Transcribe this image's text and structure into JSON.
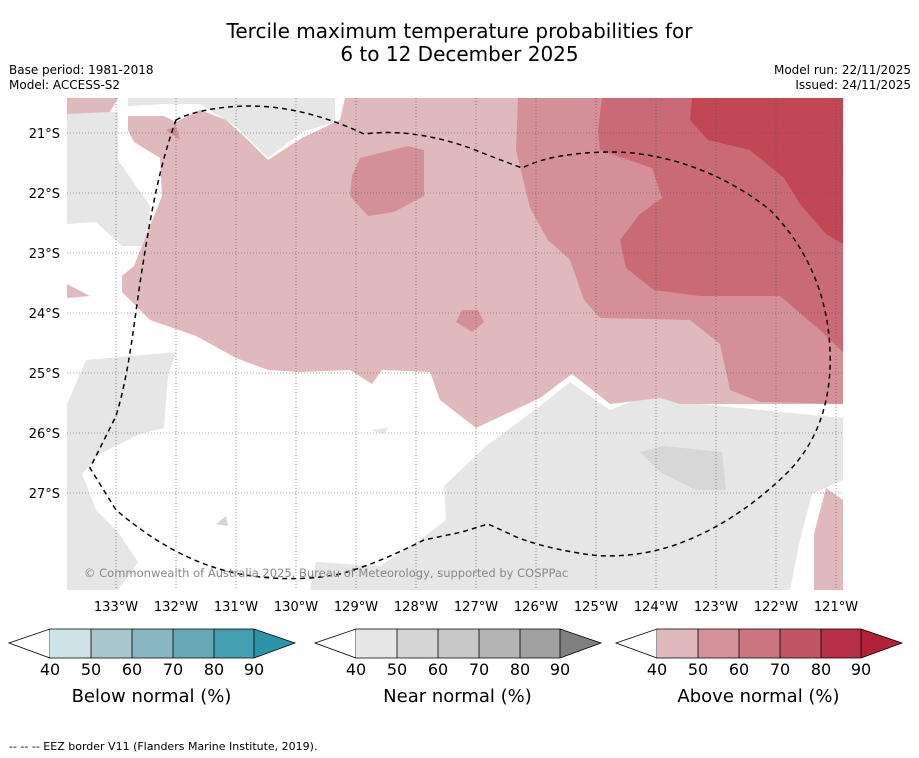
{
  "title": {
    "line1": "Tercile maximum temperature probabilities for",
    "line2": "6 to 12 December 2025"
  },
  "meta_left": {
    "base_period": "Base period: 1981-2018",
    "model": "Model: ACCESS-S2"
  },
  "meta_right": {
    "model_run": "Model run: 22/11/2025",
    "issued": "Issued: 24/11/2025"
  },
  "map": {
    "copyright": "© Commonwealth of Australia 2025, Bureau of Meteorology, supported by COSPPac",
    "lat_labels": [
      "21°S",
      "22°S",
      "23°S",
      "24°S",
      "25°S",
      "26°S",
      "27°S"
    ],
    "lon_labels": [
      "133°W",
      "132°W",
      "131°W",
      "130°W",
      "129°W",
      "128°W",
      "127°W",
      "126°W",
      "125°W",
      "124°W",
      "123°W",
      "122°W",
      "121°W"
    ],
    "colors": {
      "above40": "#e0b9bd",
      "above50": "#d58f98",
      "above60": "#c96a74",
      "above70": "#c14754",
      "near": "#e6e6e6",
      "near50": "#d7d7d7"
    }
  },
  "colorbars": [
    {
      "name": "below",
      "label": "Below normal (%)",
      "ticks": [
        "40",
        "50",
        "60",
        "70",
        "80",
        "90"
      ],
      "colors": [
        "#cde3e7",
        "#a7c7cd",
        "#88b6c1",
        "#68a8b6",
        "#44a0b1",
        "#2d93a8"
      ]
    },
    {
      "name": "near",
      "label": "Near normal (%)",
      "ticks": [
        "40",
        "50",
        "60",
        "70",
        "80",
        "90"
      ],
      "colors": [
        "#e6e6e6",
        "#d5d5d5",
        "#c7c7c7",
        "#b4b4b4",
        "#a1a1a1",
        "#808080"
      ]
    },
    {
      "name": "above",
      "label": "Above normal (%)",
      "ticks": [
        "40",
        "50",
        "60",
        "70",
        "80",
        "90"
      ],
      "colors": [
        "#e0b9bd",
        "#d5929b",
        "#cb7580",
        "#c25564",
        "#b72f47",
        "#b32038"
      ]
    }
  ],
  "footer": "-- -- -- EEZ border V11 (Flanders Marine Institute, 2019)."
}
....................
Every line of the data above should be quoted exactly. Omit the pictures.

Transcribe this image's text and structure into JSON.
{
  "title": {
    "line1": "Tercile maximum temperature probabilities for",
    "line2": "6 to 12 December 2025"
  },
  "meta_left": {
    "base_period": "Base period: 1981-2018",
    "model": "Model: ACCESS-S2"
  },
  "meta_right": {
    "model_run": "Model run: 22/11/2025",
    "issued": "Issued: 24/11/2025"
  },
  "map": {
    "copyright": "© Commonwealth of Australia 2025, Bureau of Meteorology, supported by COSPPac",
    "lat_labels": [
      "21°S",
      "22°S",
      "23°S",
      "24°S",
      "25°S",
      "26°S",
      "27°S"
    ],
    "lon_labels": [
      "133°W",
      "132°W",
      "131°W",
      "130°W",
      "129°W",
      "128°W",
      "127°W",
      "126°W",
      "125°W",
      "124°W",
      "123°W",
      "122°W",
      "121°W"
    ],
    "colors": {
      "above40": "#e0b9bd",
      "above50": "#d58f98",
      "above60": "#c96a74",
      "above70": "#c14754",
      "near": "#e6e6e6",
      "near50": "#d7d7d7"
    }
  },
  "colorbars": [
    {
      "name": "below",
      "label": "Below normal (%)",
      "ticks": [
        "40",
        "50",
        "60",
        "70",
        "80",
        "90"
      ],
      "colors": [
        "#cde3e7",
        "#a7c7cd",
        "#88b6c1",
        "#68a8b6",
        "#44a0b1",
        "#2d93a8"
      ]
    },
    {
      "name": "near",
      "label": "Near normal (%)",
      "ticks": [
        "40",
        "50",
        "60",
        "70",
        "80",
        "90"
      ],
      "colors": [
        "#e6e6e6",
        "#d5d5d5",
        "#c7c7c7",
        "#b4b4b4",
        "#a1a1a1",
        "#808080"
      ]
    },
    {
      "name": "above",
      "label": "Above normal (%)",
      "ticks": [
        "40",
        "50",
        "60",
        "70",
        "80",
        "90"
      ],
      "colors": [
        "#e0b9bd",
        "#d5929b",
        "#cb7580",
        "#c25564",
        "#b72f47",
        "#b32038"
      ]
    }
  ],
  "footer": "-- -- -- EEZ border V11 (Flanders Marine Institute, 2019)."
}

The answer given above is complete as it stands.